(Records from a collection)
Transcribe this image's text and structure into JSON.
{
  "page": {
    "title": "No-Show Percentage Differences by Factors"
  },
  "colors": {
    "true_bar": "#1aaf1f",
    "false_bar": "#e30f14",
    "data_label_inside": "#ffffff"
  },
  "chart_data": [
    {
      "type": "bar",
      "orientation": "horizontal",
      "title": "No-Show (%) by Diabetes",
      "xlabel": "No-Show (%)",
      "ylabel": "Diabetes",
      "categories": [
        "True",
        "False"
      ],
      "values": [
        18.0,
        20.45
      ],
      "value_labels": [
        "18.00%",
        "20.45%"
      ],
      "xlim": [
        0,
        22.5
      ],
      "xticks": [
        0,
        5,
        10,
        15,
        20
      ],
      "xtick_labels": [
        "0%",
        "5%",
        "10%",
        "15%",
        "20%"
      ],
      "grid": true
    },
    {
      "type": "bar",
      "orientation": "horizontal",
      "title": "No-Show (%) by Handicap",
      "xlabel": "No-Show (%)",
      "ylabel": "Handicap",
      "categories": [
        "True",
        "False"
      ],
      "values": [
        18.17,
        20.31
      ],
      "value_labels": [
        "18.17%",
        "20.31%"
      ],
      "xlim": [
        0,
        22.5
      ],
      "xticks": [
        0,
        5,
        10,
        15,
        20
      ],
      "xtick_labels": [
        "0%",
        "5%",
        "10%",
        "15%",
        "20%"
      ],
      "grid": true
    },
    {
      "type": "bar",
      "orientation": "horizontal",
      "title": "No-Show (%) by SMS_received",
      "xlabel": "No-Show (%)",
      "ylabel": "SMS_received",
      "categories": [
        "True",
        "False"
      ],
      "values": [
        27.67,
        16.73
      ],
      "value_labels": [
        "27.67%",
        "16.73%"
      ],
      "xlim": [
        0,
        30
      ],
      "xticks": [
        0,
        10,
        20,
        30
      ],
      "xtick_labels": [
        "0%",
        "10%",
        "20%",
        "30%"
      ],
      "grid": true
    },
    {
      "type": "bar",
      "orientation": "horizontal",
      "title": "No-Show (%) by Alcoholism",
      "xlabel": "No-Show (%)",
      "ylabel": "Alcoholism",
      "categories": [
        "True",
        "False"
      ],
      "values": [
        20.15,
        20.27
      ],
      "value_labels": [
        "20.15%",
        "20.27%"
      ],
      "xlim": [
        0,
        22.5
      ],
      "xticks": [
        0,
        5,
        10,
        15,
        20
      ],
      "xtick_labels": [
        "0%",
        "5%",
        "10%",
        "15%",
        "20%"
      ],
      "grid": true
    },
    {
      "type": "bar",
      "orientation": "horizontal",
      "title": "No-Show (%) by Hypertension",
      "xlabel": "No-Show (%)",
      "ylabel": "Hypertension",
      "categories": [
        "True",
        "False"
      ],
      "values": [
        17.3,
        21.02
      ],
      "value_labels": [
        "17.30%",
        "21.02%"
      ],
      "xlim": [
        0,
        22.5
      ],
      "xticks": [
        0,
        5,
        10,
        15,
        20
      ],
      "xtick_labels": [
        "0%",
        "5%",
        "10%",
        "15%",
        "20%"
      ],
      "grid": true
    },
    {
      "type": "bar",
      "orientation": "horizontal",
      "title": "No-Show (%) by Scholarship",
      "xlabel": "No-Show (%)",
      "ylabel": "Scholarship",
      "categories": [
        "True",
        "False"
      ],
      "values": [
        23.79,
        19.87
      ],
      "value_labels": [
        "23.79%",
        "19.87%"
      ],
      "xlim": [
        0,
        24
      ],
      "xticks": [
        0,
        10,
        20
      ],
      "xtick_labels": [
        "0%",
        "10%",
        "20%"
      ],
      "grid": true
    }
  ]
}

## Aim of the exercise
Produce an exact copy of the whole listing.

## Response
Transcribe this image's text and structure into JSON.
{
  "page": {
    "title": "No-Show Percentage Differences by Factors"
  },
  "colors": {
    "true_bar": "#1aaf1f",
    "false_bar": "#e30f14",
    "data_label_inside": "#ffffff"
  },
  "chart_data": [
    {
      "type": "bar",
      "orientation": "horizontal",
      "title": "No-Show (%) by Diabetes",
      "xlabel": "No-Show (%)",
      "ylabel": "Diabetes",
      "categories": [
        "True",
        "False"
      ],
      "values": [
        18.0,
        20.45
      ],
      "value_labels": [
        "18.00%",
        "20.45%"
      ],
      "xlim": [
        0,
        22.5
      ],
      "xticks": [
        0,
        5,
        10,
        15,
        20
      ],
      "xtick_labels": [
        "0%",
        "5%",
        "10%",
        "15%",
        "20%"
      ],
      "grid": true
    },
    {
      "type": "bar",
      "orientation": "horizontal",
      "title": "No-Show (%) by Handicap",
      "xlabel": "No-Show (%)",
      "ylabel": "Handicap",
      "categories": [
        "True",
        "False"
      ],
      "values": [
        18.17,
        20.31
      ],
      "value_labels": [
        "18.17%",
        "20.31%"
      ],
      "xlim": [
        0,
        22.5
      ],
      "xticks": [
        0,
        5,
        10,
        15,
        20
      ],
      "xtick_labels": [
        "0%",
        "5%",
        "10%",
        "15%",
        "20%"
      ],
      "grid": true
    },
    {
      "type": "bar",
      "orientation": "horizontal",
      "title": "No-Show (%) by SMS_received",
      "xlabel": "No-Show (%)",
      "ylabel": "SMS_received",
      "categories": [
        "True",
        "False"
      ],
      "values": [
        27.67,
        16.73
      ],
      "value_labels": [
        "27.67%",
        "16.73%"
      ],
      "xlim": [
        0,
        30
      ],
      "xticks": [
        0,
        10,
        20,
        30
      ],
      "xtick_labels": [
        "0%",
        "10%",
        "20%",
        "30%"
      ],
      "grid": true
    },
    {
      "type": "bar",
      "orientation": "horizontal",
      "title": "No-Show (%) by Alcoholism",
      "xlabel": "No-Show (%)",
      "ylabel": "Alcoholism",
      "categories": [
        "True",
        "False"
      ],
      "values": [
        20.15,
        20.27
      ],
      "value_labels": [
        "20.15%",
        "20.27%"
      ],
      "xlim": [
        0,
        22.5
      ],
      "xticks": [
        0,
        5,
        10,
        15,
        20
      ],
      "xtick_labels": [
        "0%",
        "5%",
        "10%",
        "15%",
        "20%"
      ],
      "grid": true
    },
    {
      "type": "bar",
      "orientation": "horizontal",
      "title": "No-Show (%) by Hypertension",
      "xlabel": "No-Show (%)",
      "ylabel": "Hypertension",
      "categories": [
        "True",
        "False"
      ],
      "values": [
        17.3,
        21.02
      ],
      "value_labels": [
        "17.30%",
        "21.02%"
      ],
      "xlim": [
        0,
        22.5
      ],
      "xticks": [
        0,
        5,
        10,
        15,
        20
      ],
      "xtick_labels": [
        "0%",
        "5%",
        "10%",
        "15%",
        "20%"
      ],
      "grid": true
    },
    {
      "type": "bar",
      "orientation": "horizontal",
      "title": "No-Show (%) by Scholarship",
      "xlabel": "No-Show (%)",
      "ylabel": "Scholarship",
      "categories": [
        "True",
        "False"
      ],
      "values": [
        23.79,
        19.87
      ],
      "value_labels": [
        "23.79%",
        "19.87%"
      ],
      "xlim": [
        0,
        24
      ],
      "xticks": [
        0,
        10,
        20
      ],
      "xtick_labels": [
        "0%",
        "10%",
        "20%"
      ],
      "grid": true
    }
  ]
}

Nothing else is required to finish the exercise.